STATED EXERCISE:
Filter the entries, keeping every line with the word "name".

INFORMATION SUPPLIED:
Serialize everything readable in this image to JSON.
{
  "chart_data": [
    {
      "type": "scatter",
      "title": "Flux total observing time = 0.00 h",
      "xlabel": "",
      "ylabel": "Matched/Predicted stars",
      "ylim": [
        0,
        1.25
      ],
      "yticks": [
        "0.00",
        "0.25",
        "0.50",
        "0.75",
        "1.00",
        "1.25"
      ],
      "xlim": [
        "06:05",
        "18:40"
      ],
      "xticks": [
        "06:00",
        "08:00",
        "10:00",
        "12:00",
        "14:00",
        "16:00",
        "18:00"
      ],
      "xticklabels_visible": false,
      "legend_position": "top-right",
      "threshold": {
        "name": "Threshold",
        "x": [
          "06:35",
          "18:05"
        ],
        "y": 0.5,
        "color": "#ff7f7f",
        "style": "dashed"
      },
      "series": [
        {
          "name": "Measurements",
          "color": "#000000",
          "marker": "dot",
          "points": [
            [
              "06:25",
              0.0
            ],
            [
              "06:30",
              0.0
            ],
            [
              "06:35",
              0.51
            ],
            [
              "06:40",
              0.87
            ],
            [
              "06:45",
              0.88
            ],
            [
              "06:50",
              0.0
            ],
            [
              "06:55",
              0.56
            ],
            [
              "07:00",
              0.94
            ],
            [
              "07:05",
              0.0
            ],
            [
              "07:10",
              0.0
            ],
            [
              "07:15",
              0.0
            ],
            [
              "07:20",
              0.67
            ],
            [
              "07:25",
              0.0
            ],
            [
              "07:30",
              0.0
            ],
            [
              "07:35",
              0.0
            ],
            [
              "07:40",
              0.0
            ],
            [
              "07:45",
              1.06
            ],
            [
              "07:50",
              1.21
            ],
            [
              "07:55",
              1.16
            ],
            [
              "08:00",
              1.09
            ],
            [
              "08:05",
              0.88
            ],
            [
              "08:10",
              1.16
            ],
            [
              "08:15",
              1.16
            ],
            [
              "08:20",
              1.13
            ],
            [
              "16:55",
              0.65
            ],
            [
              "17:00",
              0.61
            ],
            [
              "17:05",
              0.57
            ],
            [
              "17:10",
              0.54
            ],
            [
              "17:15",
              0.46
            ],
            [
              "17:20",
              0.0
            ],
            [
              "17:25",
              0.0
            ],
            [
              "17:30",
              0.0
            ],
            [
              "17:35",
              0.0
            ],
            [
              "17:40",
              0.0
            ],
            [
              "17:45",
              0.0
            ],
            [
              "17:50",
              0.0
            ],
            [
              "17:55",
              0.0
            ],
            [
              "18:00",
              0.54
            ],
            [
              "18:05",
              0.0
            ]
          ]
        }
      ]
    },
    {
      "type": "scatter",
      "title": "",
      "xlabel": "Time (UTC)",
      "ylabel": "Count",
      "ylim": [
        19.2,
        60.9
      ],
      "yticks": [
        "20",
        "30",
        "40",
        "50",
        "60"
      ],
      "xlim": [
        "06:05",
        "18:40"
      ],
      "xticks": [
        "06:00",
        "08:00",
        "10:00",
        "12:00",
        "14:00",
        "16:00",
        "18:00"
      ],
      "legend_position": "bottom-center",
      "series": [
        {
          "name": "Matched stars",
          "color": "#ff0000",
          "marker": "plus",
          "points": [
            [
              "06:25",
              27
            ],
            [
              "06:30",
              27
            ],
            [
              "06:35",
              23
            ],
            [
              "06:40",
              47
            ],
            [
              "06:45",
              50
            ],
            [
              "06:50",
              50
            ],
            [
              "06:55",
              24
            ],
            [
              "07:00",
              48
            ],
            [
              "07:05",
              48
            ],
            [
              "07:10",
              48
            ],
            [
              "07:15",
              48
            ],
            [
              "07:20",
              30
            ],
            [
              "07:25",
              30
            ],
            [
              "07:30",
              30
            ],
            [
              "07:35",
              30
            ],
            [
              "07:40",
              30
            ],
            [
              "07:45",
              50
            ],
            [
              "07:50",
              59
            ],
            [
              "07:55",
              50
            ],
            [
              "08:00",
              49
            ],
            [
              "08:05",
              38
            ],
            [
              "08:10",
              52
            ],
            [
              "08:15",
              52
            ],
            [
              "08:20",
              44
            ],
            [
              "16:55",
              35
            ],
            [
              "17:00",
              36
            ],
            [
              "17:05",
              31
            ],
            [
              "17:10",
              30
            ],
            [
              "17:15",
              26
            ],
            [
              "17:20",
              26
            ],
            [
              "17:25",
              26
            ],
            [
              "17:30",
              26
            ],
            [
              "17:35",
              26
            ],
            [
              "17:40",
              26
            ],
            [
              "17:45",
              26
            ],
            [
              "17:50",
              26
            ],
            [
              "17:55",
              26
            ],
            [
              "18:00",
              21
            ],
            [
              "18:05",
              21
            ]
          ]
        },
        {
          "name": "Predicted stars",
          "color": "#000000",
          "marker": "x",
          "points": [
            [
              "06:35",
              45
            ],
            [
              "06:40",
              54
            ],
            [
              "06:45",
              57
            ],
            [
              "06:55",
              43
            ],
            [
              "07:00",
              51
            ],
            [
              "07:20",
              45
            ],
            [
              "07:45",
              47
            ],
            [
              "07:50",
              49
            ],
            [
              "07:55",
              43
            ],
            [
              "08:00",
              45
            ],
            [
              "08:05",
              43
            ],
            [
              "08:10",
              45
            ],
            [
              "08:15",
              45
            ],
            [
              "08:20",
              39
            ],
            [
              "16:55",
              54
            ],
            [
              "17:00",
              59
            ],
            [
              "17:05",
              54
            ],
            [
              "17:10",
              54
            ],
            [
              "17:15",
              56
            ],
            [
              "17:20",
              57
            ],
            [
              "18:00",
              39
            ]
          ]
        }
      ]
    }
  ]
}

EXERCISE ANSWER:
        "name": "Threshold",
          "name": "Measurements",
          "name": "Matched stars",
          "name": "Predicted stars",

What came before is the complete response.